● **WHAT TO DO**: Retype each line exactly. Skip images.

● **RECORDS TO PROCESS**:
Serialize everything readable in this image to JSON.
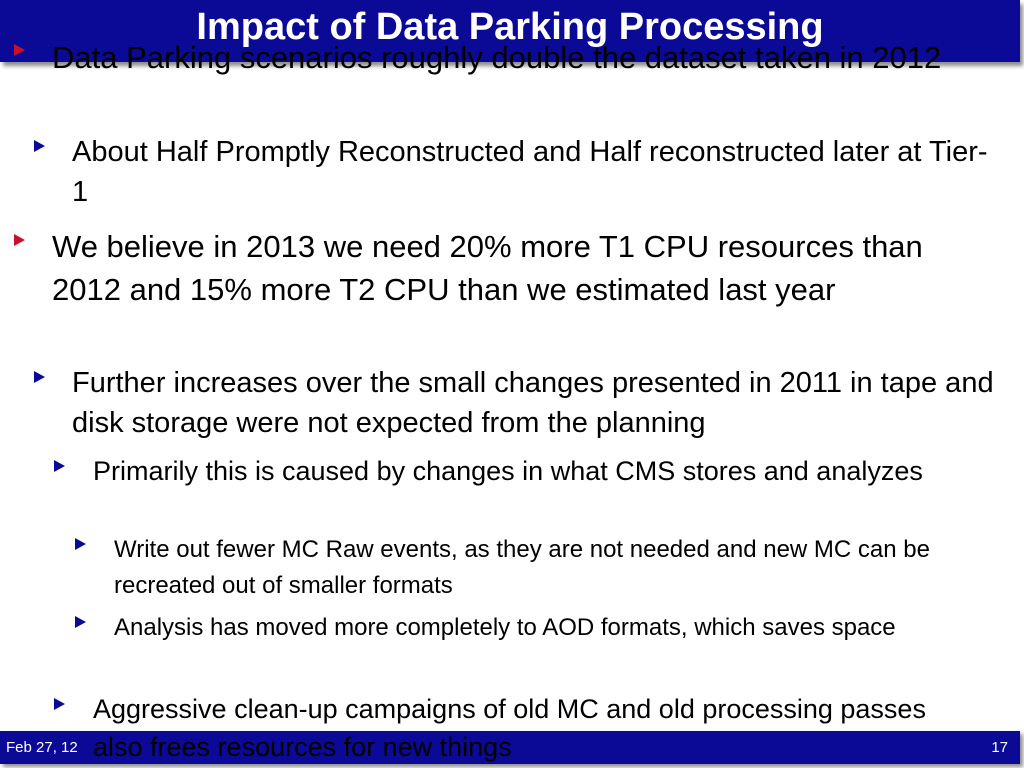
{
  "title": "Impact of Data Parking Processing",
  "footer": {
    "date": "Feb 27, 12",
    "page": "17"
  },
  "bullets": [
    {
      "level": 1,
      "text": "Data Parking scenarios roughly double the dataset taken in 2012"
    },
    {
      "level": 2,
      "text": "About Half Promptly Reconstructed and Half reconstructed later at Tier-1"
    },
    {
      "level": 1,
      "text": "We believe in 2013 we need 20% more T1 CPU resources than 2012 and 15% more T2 CPU than we estimated last year"
    },
    {
      "level": 2,
      "text": "Further increases over the small changes presented in 2011 in tape and disk storage were not expected from the planning"
    },
    {
      "level": 3,
      "text": "Primarily this is caused by changes in what CMS stores and analyzes"
    },
    {
      "level": 4,
      "text": "Write out fewer MC Raw events, as they are not needed and new MC can be recreated out of smaller formats"
    },
    {
      "level": 4,
      "text": "Analysis has moved more completely to AOD formats, which saves space"
    },
    {
      "level": 3,
      "text": "Aggressive clean-up campaigns of old MC and old processing passes also frees resources for new things"
    }
  ],
  "colors": {
    "bar": "#0a0a96",
    "bullet_level1": "#c8102e",
    "bullet_other": "#0a0a96"
  }
}
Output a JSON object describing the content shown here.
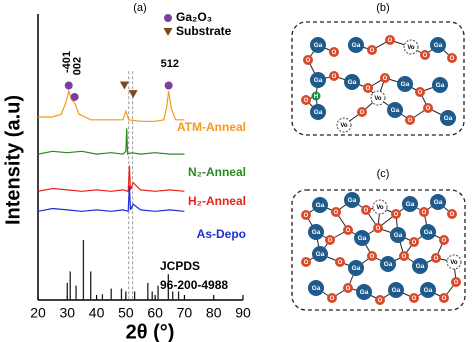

● **TASK ANSWER**:
Serialize everything readable in this image to JSON.
{
  "title": "Impact of Data Parking Processing",
  "footer": {
    "date": "Feb 27, 12",
    "page": "17"
  },
  "bullets": [
    {
      "level": 1,
      "text": "Data Parking scenarios roughly double the dataset taken in 2012"
    },
    {
      "level": 2,
      "text": "About Half Promptly Reconstructed and Half reconstructed later at Tier-1"
    },
    {
      "level": 1,
      "text": "We believe in 2013 we need 20% more T1 CPU resources than 2012 and 15% more T2 CPU than we estimated last year"
    },
    {
      "level": 2,
      "text": "Further increases over the small changes presented in 2011 in tape and disk storage were not expected from the planning"
    },
    {
      "level": 3,
      "text": "Primarily this is caused by changes in what CMS stores and analyzes"
    },
    {
      "level": 4,
      "text": "Write out fewer MC Raw events, as they are not needed and new MC can be recreated out of smaller formats"
    },
    {
      "level": 4,
      "text": "Analysis has moved more completely to AOD formats, which saves space"
    },
    {
      "level": 3,
      "text": "Aggressive clean-up campaigns of old MC and old processing passes also frees resources for new things"
    }
  ],
  "colors": {
    "bar": "#0a0a96",
    "bullet_level1": "#c8102e",
    "bullet_other": "#0a0a96"
  }
}
Output a JSON object describing the content shown here.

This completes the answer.